Records from a data source:
— Start —
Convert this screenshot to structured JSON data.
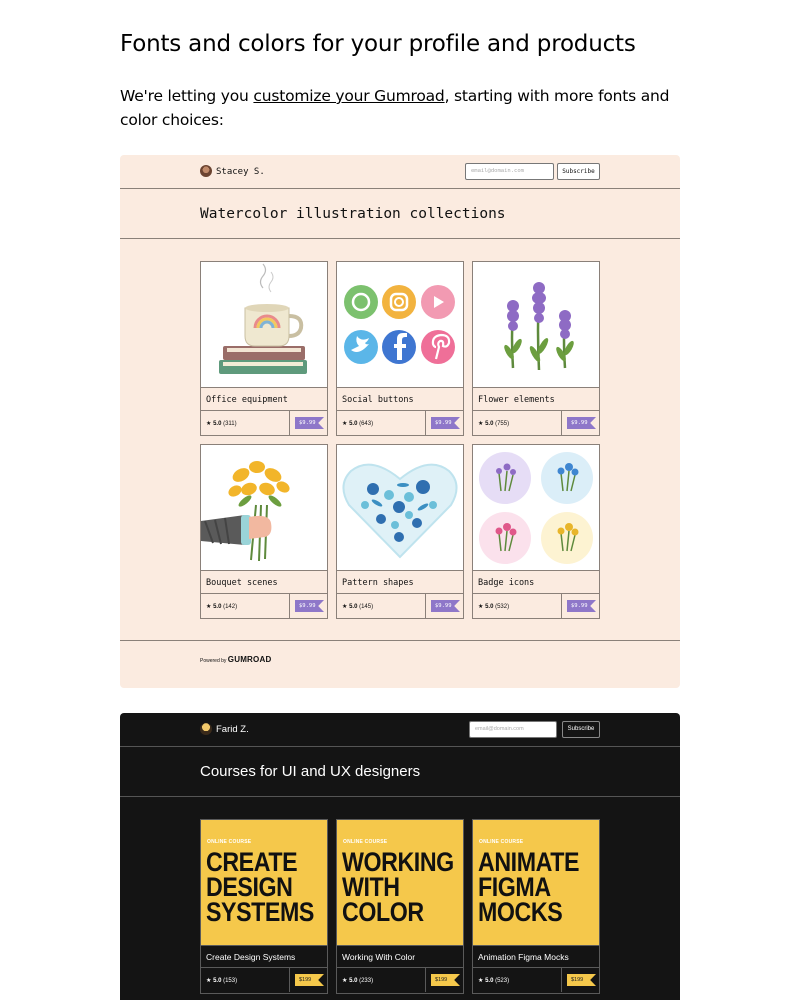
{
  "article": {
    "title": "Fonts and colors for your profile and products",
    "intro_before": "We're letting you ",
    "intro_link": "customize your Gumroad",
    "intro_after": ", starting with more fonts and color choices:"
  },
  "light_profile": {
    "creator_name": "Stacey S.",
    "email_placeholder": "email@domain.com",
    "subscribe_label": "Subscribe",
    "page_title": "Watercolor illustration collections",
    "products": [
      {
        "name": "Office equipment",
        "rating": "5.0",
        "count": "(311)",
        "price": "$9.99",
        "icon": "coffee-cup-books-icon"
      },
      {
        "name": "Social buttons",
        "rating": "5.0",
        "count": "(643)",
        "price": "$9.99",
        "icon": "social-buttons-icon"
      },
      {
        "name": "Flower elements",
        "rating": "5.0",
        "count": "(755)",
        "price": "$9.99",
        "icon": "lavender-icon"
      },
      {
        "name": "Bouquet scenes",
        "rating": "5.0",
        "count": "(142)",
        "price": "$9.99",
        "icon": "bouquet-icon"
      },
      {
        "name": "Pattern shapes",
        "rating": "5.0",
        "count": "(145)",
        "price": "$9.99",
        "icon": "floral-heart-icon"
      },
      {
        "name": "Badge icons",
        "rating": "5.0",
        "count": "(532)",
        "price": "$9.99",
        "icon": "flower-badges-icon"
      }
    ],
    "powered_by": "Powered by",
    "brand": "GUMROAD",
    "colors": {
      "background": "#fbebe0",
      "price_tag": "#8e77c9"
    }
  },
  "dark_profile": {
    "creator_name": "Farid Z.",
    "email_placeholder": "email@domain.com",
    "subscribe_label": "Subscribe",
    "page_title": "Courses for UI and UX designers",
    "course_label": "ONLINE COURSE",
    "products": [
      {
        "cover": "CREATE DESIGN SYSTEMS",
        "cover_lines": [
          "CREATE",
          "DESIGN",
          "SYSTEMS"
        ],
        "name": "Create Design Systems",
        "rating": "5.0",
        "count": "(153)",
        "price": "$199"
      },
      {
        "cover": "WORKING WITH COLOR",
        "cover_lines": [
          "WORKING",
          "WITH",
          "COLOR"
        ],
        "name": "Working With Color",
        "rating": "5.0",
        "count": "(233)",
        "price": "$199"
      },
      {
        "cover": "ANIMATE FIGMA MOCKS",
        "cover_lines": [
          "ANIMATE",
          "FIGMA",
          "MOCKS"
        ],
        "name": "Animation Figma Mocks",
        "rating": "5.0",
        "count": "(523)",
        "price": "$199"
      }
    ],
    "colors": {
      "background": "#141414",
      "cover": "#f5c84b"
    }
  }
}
— End —
— Start —
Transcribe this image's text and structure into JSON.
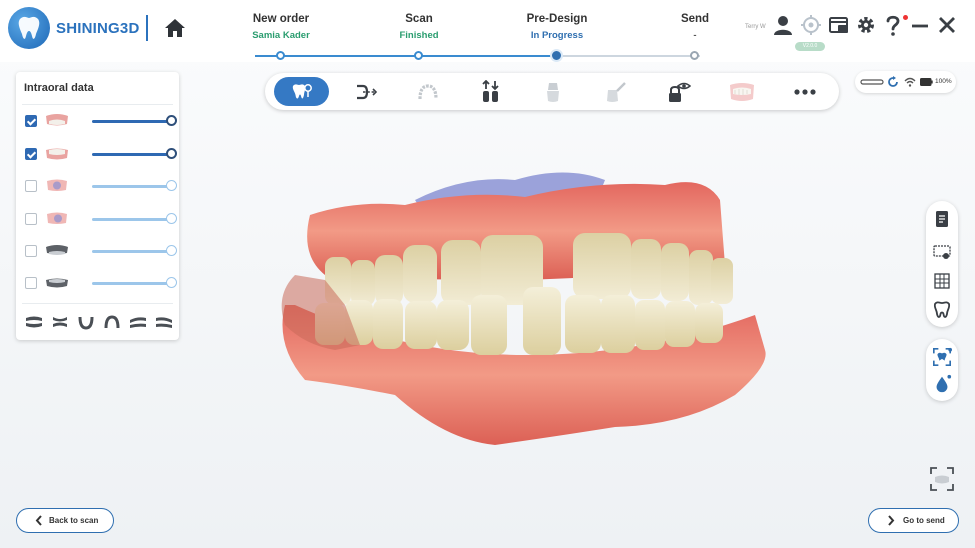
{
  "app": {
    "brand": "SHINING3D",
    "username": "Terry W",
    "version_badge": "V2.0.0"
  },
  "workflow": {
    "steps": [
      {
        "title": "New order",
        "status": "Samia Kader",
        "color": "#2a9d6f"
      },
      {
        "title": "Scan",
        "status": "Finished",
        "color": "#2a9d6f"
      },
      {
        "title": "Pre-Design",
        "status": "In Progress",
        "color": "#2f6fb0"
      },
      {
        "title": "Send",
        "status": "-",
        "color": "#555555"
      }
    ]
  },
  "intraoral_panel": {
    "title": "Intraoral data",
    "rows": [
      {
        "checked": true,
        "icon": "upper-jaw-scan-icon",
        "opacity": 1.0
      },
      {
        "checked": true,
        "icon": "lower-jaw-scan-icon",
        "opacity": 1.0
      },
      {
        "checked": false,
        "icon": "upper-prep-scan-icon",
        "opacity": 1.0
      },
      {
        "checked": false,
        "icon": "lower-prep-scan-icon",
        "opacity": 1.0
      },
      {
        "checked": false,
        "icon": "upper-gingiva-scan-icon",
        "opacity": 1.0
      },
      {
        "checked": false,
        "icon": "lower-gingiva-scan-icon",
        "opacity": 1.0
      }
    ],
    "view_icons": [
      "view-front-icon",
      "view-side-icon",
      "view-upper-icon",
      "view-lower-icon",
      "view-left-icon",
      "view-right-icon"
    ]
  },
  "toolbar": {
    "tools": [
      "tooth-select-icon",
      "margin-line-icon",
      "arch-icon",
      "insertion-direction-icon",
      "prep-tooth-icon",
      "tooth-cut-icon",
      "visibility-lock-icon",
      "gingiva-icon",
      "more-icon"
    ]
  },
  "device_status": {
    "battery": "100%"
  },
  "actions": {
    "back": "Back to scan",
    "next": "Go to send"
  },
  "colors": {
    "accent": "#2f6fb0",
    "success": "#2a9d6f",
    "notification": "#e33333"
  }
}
— End —
WRITTEN REQUEST: Search the records for the word "gingiva" and copy every line where it occurs.

THE ANSWER:
        "icon": "upper-gingiva-scan-icon",
        "icon": "lower-gingiva-scan-icon",
      "gingiva-icon",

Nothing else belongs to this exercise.